## Prompt
Search the data for the word "playing" and copy every line that contains it.

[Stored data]

============

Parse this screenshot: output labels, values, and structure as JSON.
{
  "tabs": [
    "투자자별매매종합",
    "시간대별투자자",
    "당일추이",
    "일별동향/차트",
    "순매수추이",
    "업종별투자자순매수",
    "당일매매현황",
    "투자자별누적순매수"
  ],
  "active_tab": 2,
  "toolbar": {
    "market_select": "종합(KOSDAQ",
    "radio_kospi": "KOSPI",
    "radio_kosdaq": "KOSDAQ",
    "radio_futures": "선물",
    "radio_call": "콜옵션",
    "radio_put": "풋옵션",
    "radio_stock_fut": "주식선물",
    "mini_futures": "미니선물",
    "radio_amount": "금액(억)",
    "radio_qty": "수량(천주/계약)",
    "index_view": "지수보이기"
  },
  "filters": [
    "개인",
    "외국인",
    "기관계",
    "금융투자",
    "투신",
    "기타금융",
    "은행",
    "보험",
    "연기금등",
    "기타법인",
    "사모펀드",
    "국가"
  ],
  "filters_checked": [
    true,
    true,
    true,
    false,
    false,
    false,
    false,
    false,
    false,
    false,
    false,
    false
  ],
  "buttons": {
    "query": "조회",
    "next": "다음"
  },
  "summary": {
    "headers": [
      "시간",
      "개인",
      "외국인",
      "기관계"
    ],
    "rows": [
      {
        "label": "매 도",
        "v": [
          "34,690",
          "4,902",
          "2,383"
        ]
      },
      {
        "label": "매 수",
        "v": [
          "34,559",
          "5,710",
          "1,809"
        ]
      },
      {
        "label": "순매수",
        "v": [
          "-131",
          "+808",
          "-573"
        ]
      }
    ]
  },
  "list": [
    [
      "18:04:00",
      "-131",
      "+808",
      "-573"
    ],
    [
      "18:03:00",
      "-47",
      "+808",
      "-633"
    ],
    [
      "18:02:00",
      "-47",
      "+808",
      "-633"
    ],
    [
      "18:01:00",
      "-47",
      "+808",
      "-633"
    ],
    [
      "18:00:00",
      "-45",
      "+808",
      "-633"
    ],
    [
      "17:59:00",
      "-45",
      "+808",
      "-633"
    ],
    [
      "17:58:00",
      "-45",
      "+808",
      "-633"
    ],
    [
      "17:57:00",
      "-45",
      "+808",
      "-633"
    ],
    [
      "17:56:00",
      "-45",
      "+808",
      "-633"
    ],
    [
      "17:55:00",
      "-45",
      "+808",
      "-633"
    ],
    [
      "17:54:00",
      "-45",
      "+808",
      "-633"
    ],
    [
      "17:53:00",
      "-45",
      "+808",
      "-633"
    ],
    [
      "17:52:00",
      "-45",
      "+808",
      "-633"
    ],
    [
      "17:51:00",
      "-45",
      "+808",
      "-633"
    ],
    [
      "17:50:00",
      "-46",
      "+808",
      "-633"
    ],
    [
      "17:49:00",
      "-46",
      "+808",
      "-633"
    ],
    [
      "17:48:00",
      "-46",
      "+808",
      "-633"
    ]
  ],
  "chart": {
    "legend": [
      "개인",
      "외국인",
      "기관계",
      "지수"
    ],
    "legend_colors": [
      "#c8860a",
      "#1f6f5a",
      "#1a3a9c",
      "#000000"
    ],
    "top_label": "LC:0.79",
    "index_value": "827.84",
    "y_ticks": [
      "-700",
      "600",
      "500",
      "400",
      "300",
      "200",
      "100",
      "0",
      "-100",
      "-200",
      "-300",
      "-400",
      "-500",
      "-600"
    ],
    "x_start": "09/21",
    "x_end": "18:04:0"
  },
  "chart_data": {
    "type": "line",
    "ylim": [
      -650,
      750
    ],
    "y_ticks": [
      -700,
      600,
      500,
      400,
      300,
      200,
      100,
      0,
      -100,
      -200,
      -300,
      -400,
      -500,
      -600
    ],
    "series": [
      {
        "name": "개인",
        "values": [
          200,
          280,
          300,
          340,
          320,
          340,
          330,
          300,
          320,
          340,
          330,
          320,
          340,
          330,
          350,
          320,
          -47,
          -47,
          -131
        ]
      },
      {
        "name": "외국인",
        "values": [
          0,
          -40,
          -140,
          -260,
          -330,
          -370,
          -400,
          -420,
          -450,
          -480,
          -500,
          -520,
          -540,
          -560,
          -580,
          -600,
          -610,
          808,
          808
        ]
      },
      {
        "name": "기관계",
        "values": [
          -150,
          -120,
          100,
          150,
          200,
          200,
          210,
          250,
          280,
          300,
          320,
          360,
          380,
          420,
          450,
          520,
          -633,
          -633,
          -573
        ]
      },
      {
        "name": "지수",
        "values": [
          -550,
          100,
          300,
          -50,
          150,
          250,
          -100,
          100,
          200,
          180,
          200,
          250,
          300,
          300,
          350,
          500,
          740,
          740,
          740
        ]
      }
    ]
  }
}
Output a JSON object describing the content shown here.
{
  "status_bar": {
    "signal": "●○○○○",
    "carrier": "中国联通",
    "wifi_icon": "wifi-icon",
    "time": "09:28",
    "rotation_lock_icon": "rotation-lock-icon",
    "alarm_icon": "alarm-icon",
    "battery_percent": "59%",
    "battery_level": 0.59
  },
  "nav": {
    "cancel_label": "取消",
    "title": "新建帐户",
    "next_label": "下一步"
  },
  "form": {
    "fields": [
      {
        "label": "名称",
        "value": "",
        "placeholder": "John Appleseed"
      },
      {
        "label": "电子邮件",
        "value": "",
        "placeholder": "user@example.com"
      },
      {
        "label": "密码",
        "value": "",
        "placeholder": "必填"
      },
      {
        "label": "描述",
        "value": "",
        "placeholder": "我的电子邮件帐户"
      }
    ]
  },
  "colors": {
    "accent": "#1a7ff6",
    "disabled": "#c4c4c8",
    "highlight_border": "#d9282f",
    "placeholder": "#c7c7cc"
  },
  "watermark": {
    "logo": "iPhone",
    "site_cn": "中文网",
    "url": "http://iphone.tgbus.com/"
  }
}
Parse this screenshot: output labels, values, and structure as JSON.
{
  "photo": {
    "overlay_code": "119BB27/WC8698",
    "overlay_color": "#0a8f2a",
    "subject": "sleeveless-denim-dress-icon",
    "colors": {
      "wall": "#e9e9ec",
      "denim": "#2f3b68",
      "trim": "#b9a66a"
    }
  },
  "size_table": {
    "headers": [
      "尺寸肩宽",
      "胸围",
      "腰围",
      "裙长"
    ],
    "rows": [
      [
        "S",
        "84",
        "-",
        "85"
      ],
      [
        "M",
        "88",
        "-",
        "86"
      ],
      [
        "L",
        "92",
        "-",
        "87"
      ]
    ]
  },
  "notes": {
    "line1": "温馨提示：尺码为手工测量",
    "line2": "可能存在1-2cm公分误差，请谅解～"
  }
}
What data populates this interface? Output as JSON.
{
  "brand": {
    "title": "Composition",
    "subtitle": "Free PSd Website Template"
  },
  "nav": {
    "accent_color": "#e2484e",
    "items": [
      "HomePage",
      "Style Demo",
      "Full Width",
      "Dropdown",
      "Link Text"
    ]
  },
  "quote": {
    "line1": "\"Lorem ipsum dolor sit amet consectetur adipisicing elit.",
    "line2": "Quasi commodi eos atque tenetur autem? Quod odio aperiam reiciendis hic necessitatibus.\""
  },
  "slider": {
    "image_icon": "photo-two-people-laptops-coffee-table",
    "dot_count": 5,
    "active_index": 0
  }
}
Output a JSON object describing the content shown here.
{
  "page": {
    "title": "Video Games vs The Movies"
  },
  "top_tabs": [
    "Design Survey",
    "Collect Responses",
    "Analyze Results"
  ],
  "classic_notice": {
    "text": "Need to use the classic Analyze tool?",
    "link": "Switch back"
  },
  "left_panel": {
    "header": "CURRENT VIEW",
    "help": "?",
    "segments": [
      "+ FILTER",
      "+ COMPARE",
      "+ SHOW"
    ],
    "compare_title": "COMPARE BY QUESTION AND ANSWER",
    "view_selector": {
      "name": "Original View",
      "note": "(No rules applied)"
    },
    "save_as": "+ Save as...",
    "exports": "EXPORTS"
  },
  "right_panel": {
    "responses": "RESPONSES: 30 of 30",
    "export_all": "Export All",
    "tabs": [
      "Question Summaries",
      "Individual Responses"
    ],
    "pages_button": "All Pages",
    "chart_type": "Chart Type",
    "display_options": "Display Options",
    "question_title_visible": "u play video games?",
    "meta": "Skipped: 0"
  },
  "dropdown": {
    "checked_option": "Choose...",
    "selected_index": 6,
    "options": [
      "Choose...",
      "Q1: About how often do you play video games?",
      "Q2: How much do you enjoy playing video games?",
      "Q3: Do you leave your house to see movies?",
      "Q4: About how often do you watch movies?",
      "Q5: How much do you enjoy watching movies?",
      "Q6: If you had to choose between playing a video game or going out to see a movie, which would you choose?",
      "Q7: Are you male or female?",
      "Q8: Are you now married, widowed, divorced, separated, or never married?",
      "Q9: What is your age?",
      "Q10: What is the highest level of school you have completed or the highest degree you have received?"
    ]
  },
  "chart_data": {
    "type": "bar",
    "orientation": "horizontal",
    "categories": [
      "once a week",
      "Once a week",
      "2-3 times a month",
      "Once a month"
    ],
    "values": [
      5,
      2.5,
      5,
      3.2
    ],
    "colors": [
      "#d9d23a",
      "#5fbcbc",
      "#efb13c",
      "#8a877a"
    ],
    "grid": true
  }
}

============

## Solved problem
      "Q2: How much do you enjoy playing video games?",
      "Q6: If you had to choose between playing a video game or going out to see a movie, which would you choose?",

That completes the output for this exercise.